### [Given exercise]
Return the number of lines holding "pressed", with nothing added.

[Collected data]

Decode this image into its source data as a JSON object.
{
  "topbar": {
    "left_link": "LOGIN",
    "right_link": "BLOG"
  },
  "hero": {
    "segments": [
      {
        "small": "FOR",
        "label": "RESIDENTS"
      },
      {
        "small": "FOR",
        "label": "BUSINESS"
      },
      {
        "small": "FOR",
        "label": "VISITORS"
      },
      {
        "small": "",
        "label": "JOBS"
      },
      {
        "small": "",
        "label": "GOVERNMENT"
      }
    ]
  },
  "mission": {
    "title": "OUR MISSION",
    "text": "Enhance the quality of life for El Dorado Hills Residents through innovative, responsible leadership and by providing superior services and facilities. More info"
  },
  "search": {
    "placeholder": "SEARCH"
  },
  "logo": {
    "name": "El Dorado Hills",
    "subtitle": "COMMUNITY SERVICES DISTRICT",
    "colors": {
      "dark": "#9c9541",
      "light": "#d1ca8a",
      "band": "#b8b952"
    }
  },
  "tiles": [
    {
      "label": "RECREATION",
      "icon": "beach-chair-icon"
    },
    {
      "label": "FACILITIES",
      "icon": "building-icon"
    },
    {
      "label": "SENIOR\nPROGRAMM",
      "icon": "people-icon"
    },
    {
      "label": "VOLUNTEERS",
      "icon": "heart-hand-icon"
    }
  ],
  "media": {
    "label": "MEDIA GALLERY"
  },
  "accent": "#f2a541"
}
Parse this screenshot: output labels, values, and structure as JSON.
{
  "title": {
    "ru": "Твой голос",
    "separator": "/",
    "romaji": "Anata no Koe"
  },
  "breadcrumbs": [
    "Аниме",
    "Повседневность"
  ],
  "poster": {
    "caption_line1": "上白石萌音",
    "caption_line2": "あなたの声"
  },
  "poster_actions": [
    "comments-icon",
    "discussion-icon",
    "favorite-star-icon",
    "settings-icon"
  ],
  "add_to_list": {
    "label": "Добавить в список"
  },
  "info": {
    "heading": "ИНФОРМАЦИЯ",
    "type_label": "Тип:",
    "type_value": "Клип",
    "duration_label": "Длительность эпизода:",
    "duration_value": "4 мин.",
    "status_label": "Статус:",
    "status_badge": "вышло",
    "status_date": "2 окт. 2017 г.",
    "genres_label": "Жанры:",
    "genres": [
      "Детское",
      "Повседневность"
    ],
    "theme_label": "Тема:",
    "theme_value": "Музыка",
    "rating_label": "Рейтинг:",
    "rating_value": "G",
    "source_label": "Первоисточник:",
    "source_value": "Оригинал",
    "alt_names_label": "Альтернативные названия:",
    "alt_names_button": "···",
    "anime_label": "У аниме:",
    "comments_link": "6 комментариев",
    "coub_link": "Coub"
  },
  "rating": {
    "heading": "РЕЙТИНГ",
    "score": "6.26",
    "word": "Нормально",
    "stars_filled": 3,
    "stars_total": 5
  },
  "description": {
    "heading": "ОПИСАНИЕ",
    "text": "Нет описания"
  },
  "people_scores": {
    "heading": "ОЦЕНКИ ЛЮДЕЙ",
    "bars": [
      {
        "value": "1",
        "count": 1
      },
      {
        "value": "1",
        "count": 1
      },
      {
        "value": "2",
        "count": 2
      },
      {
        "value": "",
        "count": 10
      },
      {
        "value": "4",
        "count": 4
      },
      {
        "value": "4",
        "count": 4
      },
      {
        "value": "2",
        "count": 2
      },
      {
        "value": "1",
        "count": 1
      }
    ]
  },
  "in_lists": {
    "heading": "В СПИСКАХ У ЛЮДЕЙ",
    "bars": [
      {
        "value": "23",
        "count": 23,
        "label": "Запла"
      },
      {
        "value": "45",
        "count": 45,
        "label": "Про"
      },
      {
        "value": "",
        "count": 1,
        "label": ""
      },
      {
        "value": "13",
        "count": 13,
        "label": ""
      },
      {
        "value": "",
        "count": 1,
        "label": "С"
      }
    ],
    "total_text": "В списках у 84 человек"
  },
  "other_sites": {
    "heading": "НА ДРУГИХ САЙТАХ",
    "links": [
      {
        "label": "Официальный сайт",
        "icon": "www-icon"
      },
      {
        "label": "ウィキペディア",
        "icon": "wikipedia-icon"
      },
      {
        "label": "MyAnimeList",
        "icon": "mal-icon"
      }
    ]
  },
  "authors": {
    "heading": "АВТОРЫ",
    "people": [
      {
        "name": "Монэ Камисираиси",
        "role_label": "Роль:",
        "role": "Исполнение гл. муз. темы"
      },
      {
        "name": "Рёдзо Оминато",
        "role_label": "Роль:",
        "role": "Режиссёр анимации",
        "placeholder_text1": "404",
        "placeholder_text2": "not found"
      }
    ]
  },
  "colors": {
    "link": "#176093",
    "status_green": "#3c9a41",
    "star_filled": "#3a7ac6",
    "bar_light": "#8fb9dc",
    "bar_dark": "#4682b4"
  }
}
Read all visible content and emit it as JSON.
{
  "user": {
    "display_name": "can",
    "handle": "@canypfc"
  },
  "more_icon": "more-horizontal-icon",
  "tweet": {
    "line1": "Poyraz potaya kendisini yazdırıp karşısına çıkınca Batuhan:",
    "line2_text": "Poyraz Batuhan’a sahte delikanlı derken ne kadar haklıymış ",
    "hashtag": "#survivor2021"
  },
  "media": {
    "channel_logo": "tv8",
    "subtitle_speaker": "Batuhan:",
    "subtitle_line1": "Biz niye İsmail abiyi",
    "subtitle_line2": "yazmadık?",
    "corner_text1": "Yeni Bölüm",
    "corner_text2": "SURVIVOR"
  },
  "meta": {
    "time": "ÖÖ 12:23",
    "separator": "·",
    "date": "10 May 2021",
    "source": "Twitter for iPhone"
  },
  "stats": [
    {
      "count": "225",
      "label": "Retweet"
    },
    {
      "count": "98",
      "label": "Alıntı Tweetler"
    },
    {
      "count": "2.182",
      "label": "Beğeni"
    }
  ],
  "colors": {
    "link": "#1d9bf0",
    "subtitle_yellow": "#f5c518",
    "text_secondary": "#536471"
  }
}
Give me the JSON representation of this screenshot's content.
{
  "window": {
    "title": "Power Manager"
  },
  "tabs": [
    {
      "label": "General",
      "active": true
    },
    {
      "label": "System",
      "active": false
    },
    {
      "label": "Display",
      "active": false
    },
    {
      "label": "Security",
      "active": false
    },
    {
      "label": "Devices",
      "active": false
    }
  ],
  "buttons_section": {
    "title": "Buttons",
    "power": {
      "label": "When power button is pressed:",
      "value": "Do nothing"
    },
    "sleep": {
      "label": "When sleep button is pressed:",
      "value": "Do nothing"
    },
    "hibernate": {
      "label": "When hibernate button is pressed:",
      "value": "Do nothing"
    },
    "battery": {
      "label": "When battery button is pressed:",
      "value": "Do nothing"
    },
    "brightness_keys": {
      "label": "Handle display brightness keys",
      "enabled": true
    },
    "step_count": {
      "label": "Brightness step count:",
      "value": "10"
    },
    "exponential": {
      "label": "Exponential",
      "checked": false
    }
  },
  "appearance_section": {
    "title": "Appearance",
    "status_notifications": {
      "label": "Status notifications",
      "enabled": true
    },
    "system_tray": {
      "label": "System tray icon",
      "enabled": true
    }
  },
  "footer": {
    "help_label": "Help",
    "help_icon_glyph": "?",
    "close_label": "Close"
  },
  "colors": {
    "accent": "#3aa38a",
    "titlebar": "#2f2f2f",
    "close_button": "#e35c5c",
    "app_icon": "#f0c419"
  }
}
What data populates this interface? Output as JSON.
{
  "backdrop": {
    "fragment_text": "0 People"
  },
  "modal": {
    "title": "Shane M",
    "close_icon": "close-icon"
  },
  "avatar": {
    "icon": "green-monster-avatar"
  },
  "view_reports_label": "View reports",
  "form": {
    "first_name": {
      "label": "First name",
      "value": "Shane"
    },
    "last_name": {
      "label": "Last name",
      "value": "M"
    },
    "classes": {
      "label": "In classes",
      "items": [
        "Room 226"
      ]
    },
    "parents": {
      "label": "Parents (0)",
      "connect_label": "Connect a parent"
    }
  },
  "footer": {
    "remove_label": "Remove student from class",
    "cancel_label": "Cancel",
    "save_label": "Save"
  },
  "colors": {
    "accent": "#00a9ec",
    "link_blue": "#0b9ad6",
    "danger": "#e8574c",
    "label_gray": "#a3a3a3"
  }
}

### [Answer to this problem]
4